• _Given problem_
Every entry must be copied word for word.

• _Given data_
####################
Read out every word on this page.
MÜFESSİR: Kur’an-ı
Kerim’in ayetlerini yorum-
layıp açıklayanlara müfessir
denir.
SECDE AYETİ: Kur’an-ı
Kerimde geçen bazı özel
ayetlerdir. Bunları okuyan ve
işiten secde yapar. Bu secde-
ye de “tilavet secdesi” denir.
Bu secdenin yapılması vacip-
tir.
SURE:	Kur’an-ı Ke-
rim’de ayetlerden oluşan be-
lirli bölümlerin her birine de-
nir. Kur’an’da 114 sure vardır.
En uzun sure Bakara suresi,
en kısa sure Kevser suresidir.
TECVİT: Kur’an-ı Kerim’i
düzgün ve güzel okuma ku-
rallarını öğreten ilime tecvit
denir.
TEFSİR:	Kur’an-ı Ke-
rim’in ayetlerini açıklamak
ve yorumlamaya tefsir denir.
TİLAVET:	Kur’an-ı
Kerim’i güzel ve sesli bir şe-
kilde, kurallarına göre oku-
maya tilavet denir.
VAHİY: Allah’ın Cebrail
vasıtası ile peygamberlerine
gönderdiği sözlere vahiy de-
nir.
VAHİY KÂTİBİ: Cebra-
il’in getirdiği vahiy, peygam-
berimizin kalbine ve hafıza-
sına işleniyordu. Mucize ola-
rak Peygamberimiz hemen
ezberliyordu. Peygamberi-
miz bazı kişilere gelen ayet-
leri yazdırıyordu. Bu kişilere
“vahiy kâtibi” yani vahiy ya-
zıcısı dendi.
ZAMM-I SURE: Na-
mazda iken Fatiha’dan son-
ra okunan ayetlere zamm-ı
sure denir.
####################
• _Exercise result_
Read out every word on this page.
MÜFESSİR: Kur’an-ı
Kerim’in ayetlerini yorum-
layıp açıklayanlara müfessir
denir.
SECDE AYETİ: Kur’an-ı
Kerimde geçen bazı özel
ayetlerdir. Bunları okuyan ve
işiten secde yapar. Bu secde-
ye de “tilavet secdesi” denir.
Bu secdenin yapılması vacip-
tir.
SURE:	Kur’an-ı Ke-
rim’de ayetlerden oluşan be-
lirli bölümlerin her birine de-
nir. Kur’an’da 114 sure vardır.
En uzun sure Bakara suresi,
en kısa sure Kevser suresidir.
TECVİT: Kur’an-ı Kerim’i
düzgün ve güzel okuma ku-
rallarını öğreten ilime tecvit
denir.
TEFSİR:	Kur’an-ı Ke-
rim’in ayetlerini açıklamak
ve yorumlamaya tefsir denir.
TİLAVET:	Kur’an-ı
Kerim’i güzel ve sesli bir şe-
kilde, kurallarına göre oku-
maya tilavet denir.
VAHİY: Allah’ın Cebrail
vasıtası ile peygamberlerine
gönderdiği sözlere vahiy de-
nir.
VAHİY KÂTİBİ: Cebra-
il’in getirdiği vahiy, peygam-
berimizin kalbine ve hafıza-
sına işleniyordu. Mucize ola-
rak Peygamberimiz hemen
ezberliyordu. Peygamberi-
miz bazı kişilere gelen ayet-
leri yazdırıyordu. Bu kişilere
“vahiy kâtibi” yani vahiy ya-
zıcısı dendi.
ZAMM-I SURE: Na-
mazda iken Fatiha’dan son-
ra okunan ayetlere zamm-ı
sure denir.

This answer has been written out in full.